> **Work to do**:
Repeat the listing that follows, character for character, minus the pictures.

> **Supplied records**:
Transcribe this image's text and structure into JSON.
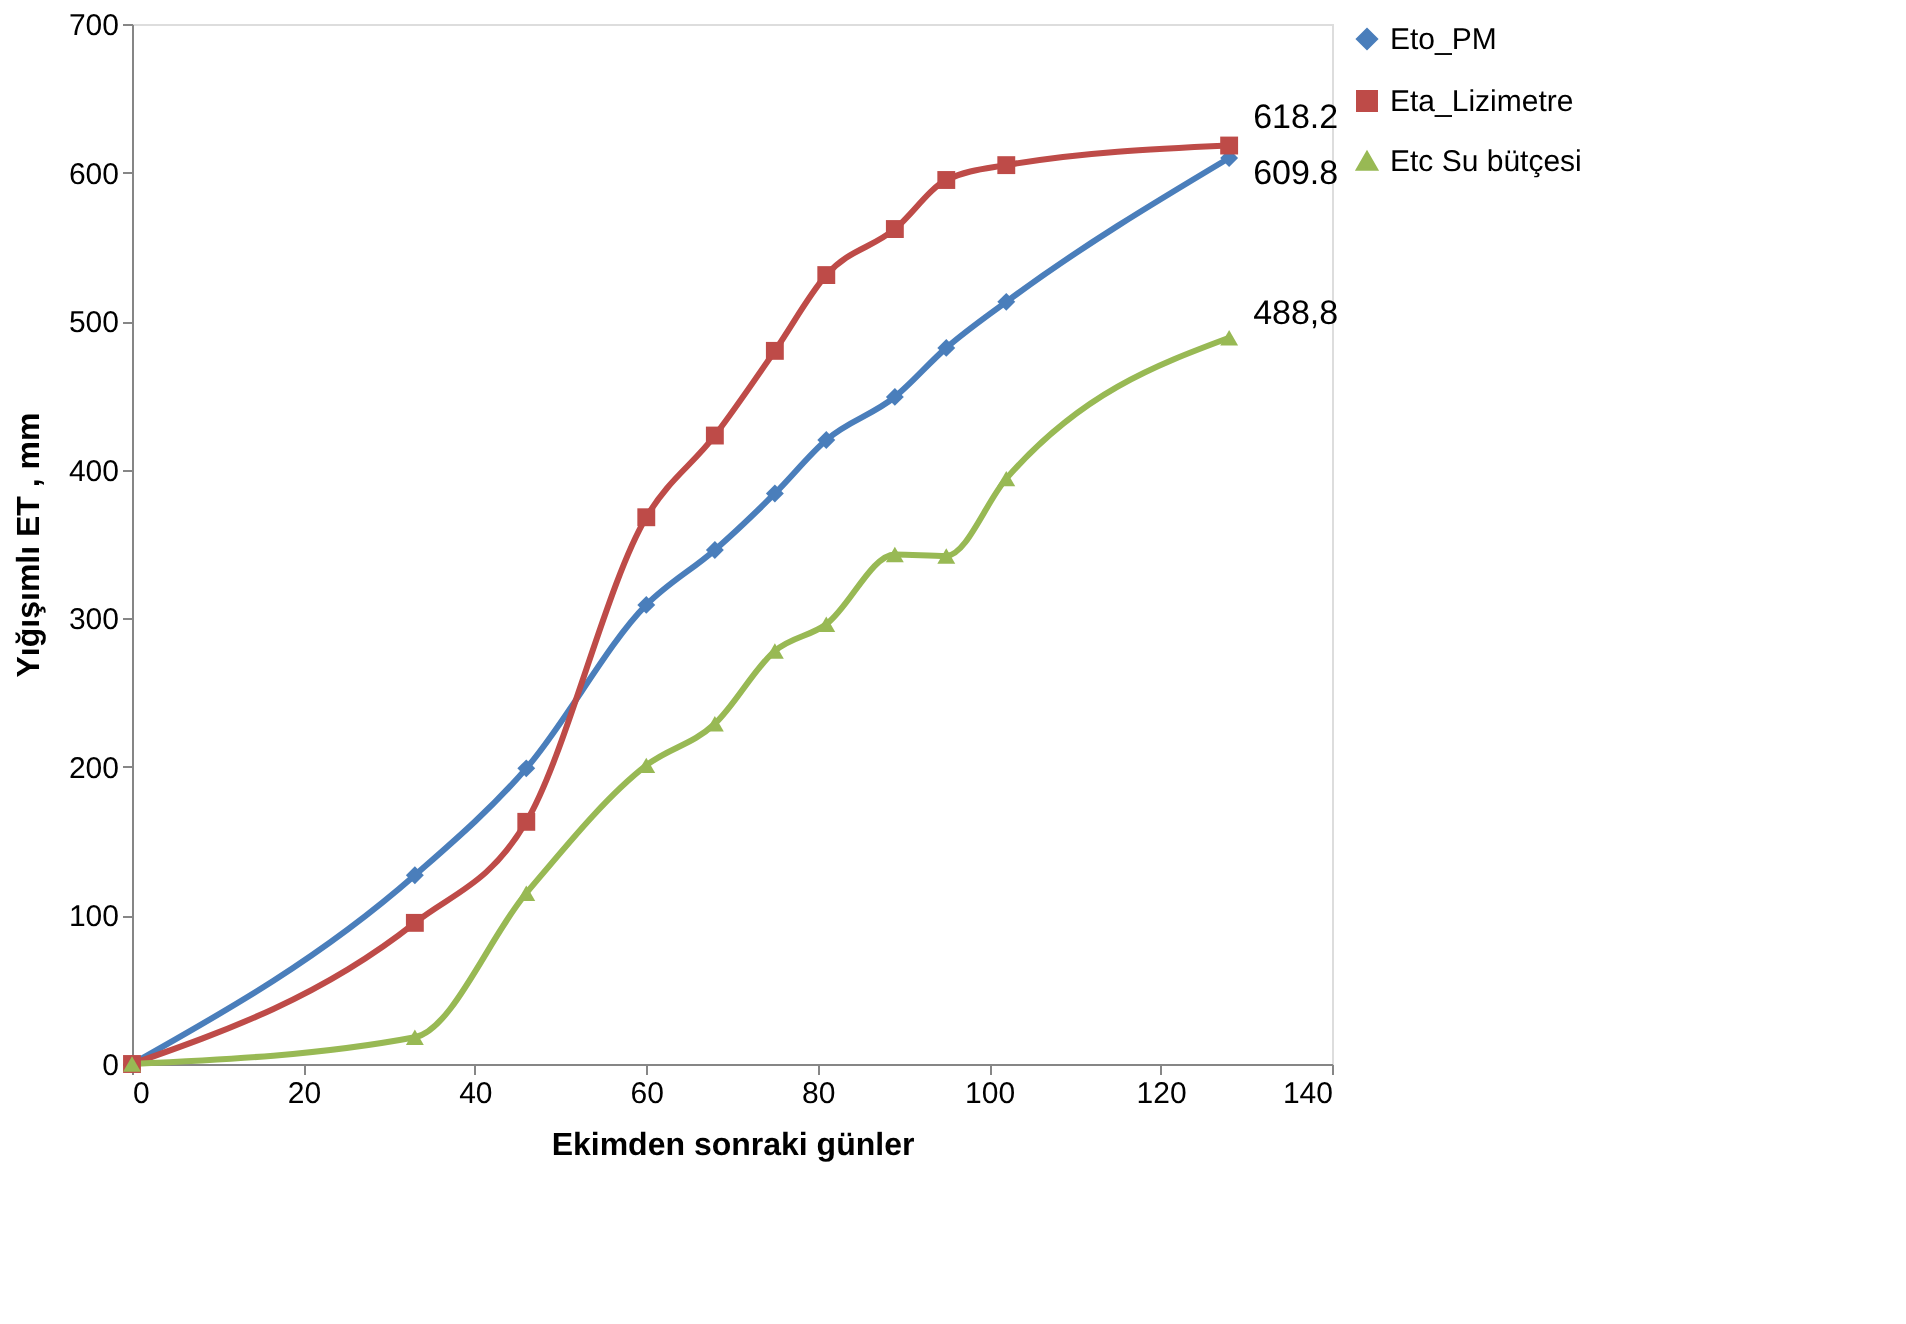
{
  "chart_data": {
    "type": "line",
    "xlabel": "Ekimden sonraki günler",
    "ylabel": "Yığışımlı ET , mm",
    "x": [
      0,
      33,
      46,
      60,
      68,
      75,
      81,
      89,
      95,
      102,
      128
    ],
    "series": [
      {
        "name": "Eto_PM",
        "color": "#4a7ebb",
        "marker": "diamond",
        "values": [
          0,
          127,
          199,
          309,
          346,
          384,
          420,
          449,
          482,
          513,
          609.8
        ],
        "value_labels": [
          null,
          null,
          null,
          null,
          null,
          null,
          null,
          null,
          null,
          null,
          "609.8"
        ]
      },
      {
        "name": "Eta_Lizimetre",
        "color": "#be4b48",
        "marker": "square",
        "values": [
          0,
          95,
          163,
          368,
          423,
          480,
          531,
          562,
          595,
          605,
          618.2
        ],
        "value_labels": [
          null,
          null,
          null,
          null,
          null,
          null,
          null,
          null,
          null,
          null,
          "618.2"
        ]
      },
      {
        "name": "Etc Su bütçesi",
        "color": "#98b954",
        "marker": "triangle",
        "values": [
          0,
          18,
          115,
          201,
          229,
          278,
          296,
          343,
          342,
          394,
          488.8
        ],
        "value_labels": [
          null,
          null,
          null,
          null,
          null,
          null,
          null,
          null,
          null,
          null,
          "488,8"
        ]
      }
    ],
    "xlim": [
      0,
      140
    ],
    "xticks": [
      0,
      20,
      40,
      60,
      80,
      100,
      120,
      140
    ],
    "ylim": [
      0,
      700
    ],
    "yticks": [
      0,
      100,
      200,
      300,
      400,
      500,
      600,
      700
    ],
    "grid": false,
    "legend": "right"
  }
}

> **Solution to this task**:
Transcribe this image's text and structure into JSON.
{
  "chart_data": {
    "type": "line",
    "xlabel": "Ekimden sonraki günler",
    "ylabel": "Yığışımlı ET , mm",
    "x": [
      0,
      33,
      46,
      60,
      68,
      75,
      81,
      89,
      95,
      102,
      128
    ],
    "series": [
      {
        "name": "Eto_PM",
        "color": "#4a7ebb",
        "marker": "diamond",
        "values": [
          0,
          127,
          199,
          309,
          346,
          384,
          420,
          449,
          482,
          513,
          609.8
        ],
        "value_labels": [
          null,
          null,
          null,
          null,
          null,
          null,
          null,
          null,
          null,
          null,
          "609.8"
        ]
      },
      {
        "name": "Eta_Lizimetre",
        "color": "#be4b48",
        "marker": "square",
        "values": [
          0,
          95,
          163,
          368,
          423,
          480,
          531,
          562,
          595,
          605,
          618.2
        ],
        "value_labels": [
          null,
          null,
          null,
          null,
          null,
          null,
          null,
          null,
          null,
          null,
          "618.2"
        ]
      },
      {
        "name": "Etc Su bütçesi",
        "color": "#98b954",
        "marker": "triangle",
        "values": [
          0,
          18,
          115,
          201,
          229,
          278,
          296,
          343,
          342,
          394,
          488.8
        ],
        "value_labels": [
          null,
          null,
          null,
          null,
          null,
          null,
          null,
          null,
          null,
          null,
          "488,8"
        ]
      }
    ],
    "xlim": [
      0,
      140
    ],
    "xticks": [
      0,
      20,
      40,
      60,
      80,
      100,
      120,
      140
    ],
    "ylim": [
      0,
      700
    ],
    "yticks": [
      0,
      100,
      200,
      300,
      400,
      500,
      600,
      700
    ],
    "grid": false,
    "legend": "right"
  }
}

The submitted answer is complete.